[What you should do]
Each record below must be returned exactly as shown.

Saved data entries
--- Begin ---
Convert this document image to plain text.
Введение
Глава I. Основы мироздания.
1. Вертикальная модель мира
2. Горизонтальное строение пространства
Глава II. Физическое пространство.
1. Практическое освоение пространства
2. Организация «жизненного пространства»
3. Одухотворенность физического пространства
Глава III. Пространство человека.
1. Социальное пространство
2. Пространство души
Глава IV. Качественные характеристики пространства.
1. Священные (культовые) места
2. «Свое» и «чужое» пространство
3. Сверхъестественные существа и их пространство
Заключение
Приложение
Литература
--- End ---
[Complete output]
Convert this document image to plain text.
Введение
Глава I. Основы мироздания.
1. Вертикальная модель мира
2. Горизонтальное строение пространства
Глава II. Физическое пространство.
1. Практическое освоение пространства
2. Организация «жизненного пространства»
3. Одухотворенность физического пространства
Глава III. Пространство человека.
1. Социальное пространство
2. Пространство души
Глава IV. Качественные характеристики пространства.
1. Священные (культовые) места
2. «Свое» и «чужое» пространство
3. Сверхъестественные существа и их пространство
Заключение
Приложение
Литература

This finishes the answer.